* _Written instruction_
Your task is to give the listing below back word for word, pictures excluded.

(Figure collection entries)
──────────

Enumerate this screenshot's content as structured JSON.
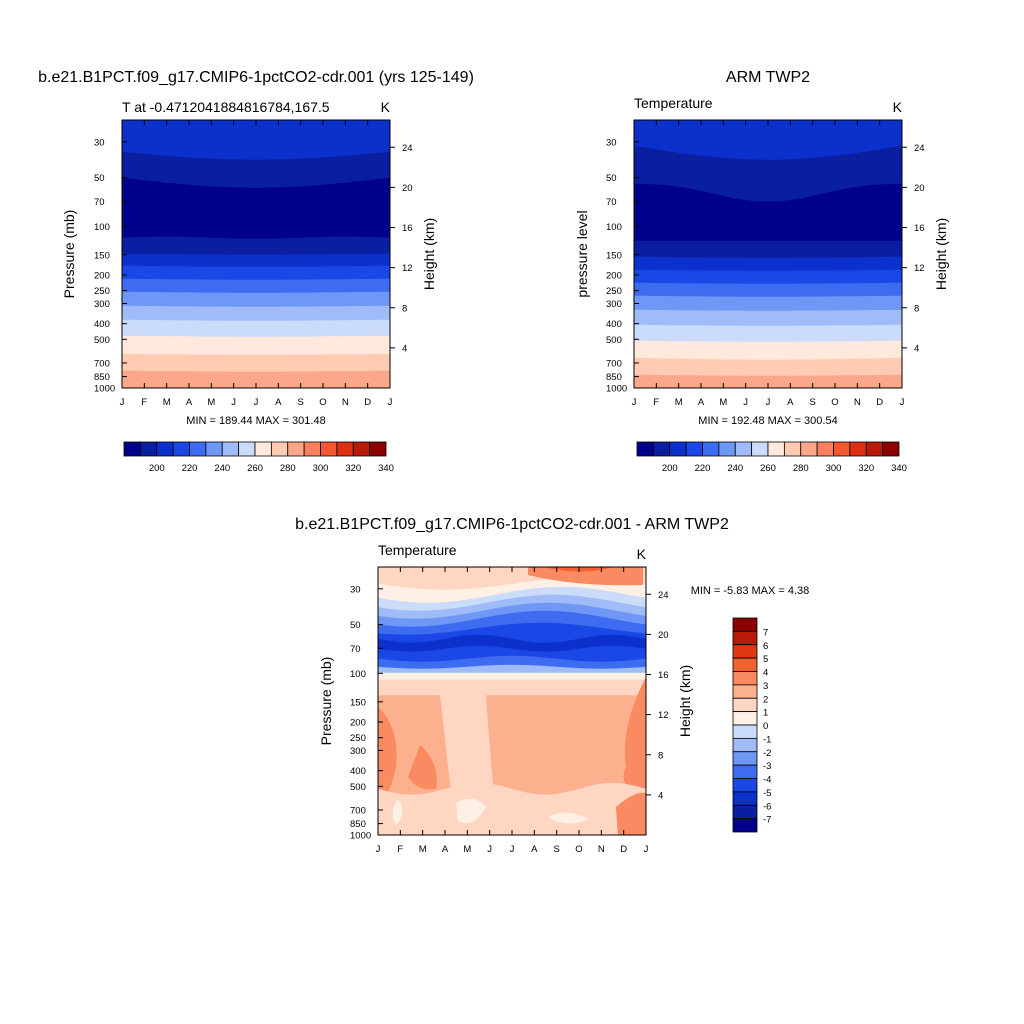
{
  "palette": {
    "temperature": [
      "#00008b",
      "#0a1fa0",
      "#0c30cc",
      "#1a47e5",
      "#3d6cf0",
      "#6e97f6",
      "#9fbcf8",
      "#cbdcfb",
      "#ffe8dc",
      "#ffcbb3",
      "#fca789",
      "#f9805f",
      "#f25730",
      "#dd3012",
      "#b81a0a",
      "#8b0000"
    ],
    "difference": [
      "#00008b",
      "#0a1fa0",
      "#0c30cc",
      "#1a47e5",
      "#3d6cf0",
      "#6e97f6",
      "#9fbcf8",
      "#cbdcfb",
      "#fff0e6",
      "#ffd6c2",
      "#fcb08e",
      "#f98a61",
      "#f2622f",
      "#dd3812",
      "#b81a0a",
      "#8b0000"
    ]
  },
  "panels": {
    "model": {
      "title": "b.e21.B1PCT.f09_g17.CMIP6-1pctCO2-cdr.001 (yrs 125-149)",
      "left_label": "T at -0.4712041884816784,167.5",
      "right_label": "K",
      "y_axis_label": "Pressure (mb)",
      "right_axis_label": "Height (km)",
      "minmax": "MIN = 189.44 MAX = 301.48"
    },
    "obs": {
      "title": "ARM TWP2",
      "left_label": "Temperature",
      "right_label": "K",
      "y_axis_label": "pressure level",
      "right_axis_label": "Height (km)",
      "minmax": "MIN = 192.48 MAX = 300.54"
    },
    "diff": {
      "title": "b.e21.B1PCT.f09_g17.CMIP6-1pctCO2-cdr.001 - ARM TWP2",
      "left_label": "Temperature",
      "right_label": "K",
      "y_axis_label": "Pressure (mb)",
      "right_axis_label": "Height (km)",
      "minmax": "MIN =  -5.83 MAX =   4.38"
    }
  },
  "chart_data": [
    {
      "type": "heatmap",
      "title": "b.e21.B1PCT.f09_g17.CMIP6-1pctCO2-cdr.001 (yrs 125-149)",
      "variable": "T at -0.4712041884816784,167.5",
      "units": "K",
      "x": [
        "J",
        "F",
        "M",
        "A",
        "M",
        "J",
        "J",
        "A",
        "S",
        "O",
        "N",
        "D",
        "J"
      ],
      "pressure_ticks": [
        "30",
        "50",
        "70",
        "100",
        "150",
        "200",
        "250",
        "300",
        "400",
        "500",
        "700",
        "850",
        "1000"
      ],
      "height_ticks": [
        "4",
        "8",
        "12",
        "16",
        "20",
        "24"
      ],
      "xlabel": "",
      "ylabel": "Pressure (mb)",
      "ylabel_right": "Height (km)",
      "ylim": [
        1000,
        22
      ],
      "colorbar_labels": [
        "200",
        "220",
        "240",
        "260",
        "280",
        "300",
        "320",
        "340"
      ],
      "min": 189.44,
      "max": 301.48
    },
    {
      "type": "heatmap",
      "title": "ARM TWP2",
      "variable": "Temperature",
      "units": "K",
      "x": [
        "J",
        "F",
        "M",
        "A",
        "M",
        "J",
        "J",
        "A",
        "S",
        "O",
        "N",
        "D",
        "J"
      ],
      "pressure_ticks": [
        "30",
        "50",
        "70",
        "100",
        "150",
        "200",
        "250",
        "300",
        "400",
        "500",
        "700",
        "850",
        "1000"
      ],
      "height_ticks": [
        "4",
        "8",
        "12",
        "16",
        "20",
        "24"
      ],
      "xlabel": "",
      "ylabel": "pressure level",
      "ylabel_right": "Height (km)",
      "ylim": [
        1000,
        22
      ],
      "colorbar_labels": [
        "200",
        "220",
        "240",
        "260",
        "280",
        "300",
        "320",
        "340"
      ],
      "min": 192.48,
      "max": 300.54
    },
    {
      "type": "heatmap",
      "title": "b.e21.B1PCT.f09_g17.CMIP6-1pctCO2-cdr.001 - ARM TWP2",
      "variable": "Temperature",
      "units": "K",
      "x": [
        "J",
        "F",
        "M",
        "A",
        "M",
        "J",
        "J",
        "A",
        "S",
        "O",
        "N",
        "D",
        "J"
      ],
      "pressure_ticks": [
        "30",
        "50",
        "70",
        "100",
        "150",
        "200",
        "250",
        "300",
        "400",
        "500",
        "700",
        "850",
        "1000"
      ],
      "height_ticks": [
        "4",
        "8",
        "12",
        "16",
        "20",
        "24"
      ],
      "xlabel": "",
      "ylabel": "Pressure (mb)",
      "ylabel_right": "Height (km)",
      "ylim": [
        1000,
        22
      ],
      "colorbar_labels": [
        "7",
        "6",
        "5",
        "4",
        "3",
        "2",
        "1",
        "0",
        "-1",
        "-2",
        "-3",
        "-4",
        "-5",
        "-6",
        "-7"
      ],
      "min": -5.83,
      "max": 4.38
    }
  ]
}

──────────

* _Full answer_
Enumerate this screenshot's content as structured JSON.
{
  "palette": {
    "temperature": [
      "#00008b",
      "#0a1fa0",
      "#0c30cc",
      "#1a47e5",
      "#3d6cf0",
      "#6e97f6",
      "#9fbcf8",
      "#cbdcfb",
      "#ffe8dc",
      "#ffcbb3",
      "#fca789",
      "#f9805f",
      "#f25730",
      "#dd3012",
      "#b81a0a",
      "#8b0000"
    ],
    "difference": [
      "#00008b",
      "#0a1fa0",
      "#0c30cc",
      "#1a47e5",
      "#3d6cf0",
      "#6e97f6",
      "#9fbcf8",
      "#cbdcfb",
      "#fff0e6",
      "#ffd6c2",
      "#fcb08e",
      "#f98a61",
      "#f2622f",
      "#dd3812",
      "#b81a0a",
      "#8b0000"
    ]
  },
  "panels": {
    "model": {
      "title": "b.e21.B1PCT.f09_g17.CMIP6-1pctCO2-cdr.001 (yrs 125-149)",
      "left_label": "T at -0.4712041884816784,167.5",
      "right_label": "K",
      "y_axis_label": "Pressure (mb)",
      "right_axis_label": "Height (km)",
      "minmax": "MIN = 189.44 MAX = 301.48"
    },
    "obs": {
      "title": "ARM TWP2",
      "left_label": "Temperature",
      "right_label": "K",
      "y_axis_label": "pressure level",
      "right_axis_label": "Height (km)",
      "minmax": "MIN = 192.48 MAX = 300.54"
    },
    "diff": {
      "title": "b.e21.B1PCT.f09_g17.CMIP6-1pctCO2-cdr.001 - ARM TWP2",
      "left_label": "Temperature",
      "right_label": "K",
      "y_axis_label": "Pressure (mb)",
      "right_axis_label": "Height (km)",
      "minmax": "MIN =  -5.83 MAX =   4.38"
    }
  },
  "chart_data": [
    {
      "type": "heatmap",
      "title": "b.e21.B1PCT.f09_g17.CMIP6-1pctCO2-cdr.001 (yrs 125-149)",
      "variable": "T at -0.4712041884816784,167.5",
      "units": "K",
      "x": [
        "J",
        "F",
        "M",
        "A",
        "M",
        "J",
        "J",
        "A",
        "S",
        "O",
        "N",
        "D",
        "J"
      ],
      "pressure_ticks": [
        "30",
        "50",
        "70",
        "100",
        "150",
        "200",
        "250",
        "300",
        "400",
        "500",
        "700",
        "850",
        "1000"
      ],
      "height_ticks": [
        "4",
        "8",
        "12",
        "16",
        "20",
        "24"
      ],
      "xlabel": "",
      "ylabel": "Pressure (mb)",
      "ylabel_right": "Height (km)",
      "ylim": [
        1000,
        22
      ],
      "colorbar_labels": [
        "200",
        "220",
        "240",
        "260",
        "280",
        "300",
        "320",
        "340"
      ],
      "min": 189.44,
      "max": 301.48
    },
    {
      "type": "heatmap",
      "title": "ARM TWP2",
      "variable": "Temperature",
      "units": "K",
      "x": [
        "J",
        "F",
        "M",
        "A",
        "M",
        "J",
        "J",
        "A",
        "S",
        "O",
        "N",
        "D",
        "J"
      ],
      "pressure_ticks": [
        "30",
        "50",
        "70",
        "100",
        "150",
        "200",
        "250",
        "300",
        "400",
        "500",
        "700",
        "850",
        "1000"
      ],
      "height_ticks": [
        "4",
        "8",
        "12",
        "16",
        "20",
        "24"
      ],
      "xlabel": "",
      "ylabel": "pressure level",
      "ylabel_right": "Height (km)",
      "ylim": [
        1000,
        22
      ],
      "colorbar_labels": [
        "200",
        "220",
        "240",
        "260",
        "280",
        "300",
        "320",
        "340"
      ],
      "min": 192.48,
      "max": 300.54
    },
    {
      "type": "heatmap",
      "title": "b.e21.B1PCT.f09_g17.CMIP6-1pctCO2-cdr.001 - ARM TWP2",
      "variable": "Temperature",
      "units": "K",
      "x": [
        "J",
        "F",
        "M",
        "A",
        "M",
        "J",
        "J",
        "A",
        "S",
        "O",
        "N",
        "D",
        "J"
      ],
      "pressure_ticks": [
        "30",
        "50",
        "70",
        "100",
        "150",
        "200",
        "250",
        "300",
        "400",
        "500",
        "700",
        "850",
        "1000"
      ],
      "height_ticks": [
        "4",
        "8",
        "12",
        "16",
        "20",
        "24"
      ],
      "xlabel": "",
      "ylabel": "Pressure (mb)",
      "ylabel_right": "Height (km)",
      "ylim": [
        1000,
        22
      ],
      "colorbar_labels": [
        "7",
        "6",
        "5",
        "4",
        "3",
        "2",
        "1",
        "0",
        "-1",
        "-2",
        "-3",
        "-4",
        "-5",
        "-6",
        "-7"
      ],
      "min": -5.83,
      "max": 4.38
    }
  ]
}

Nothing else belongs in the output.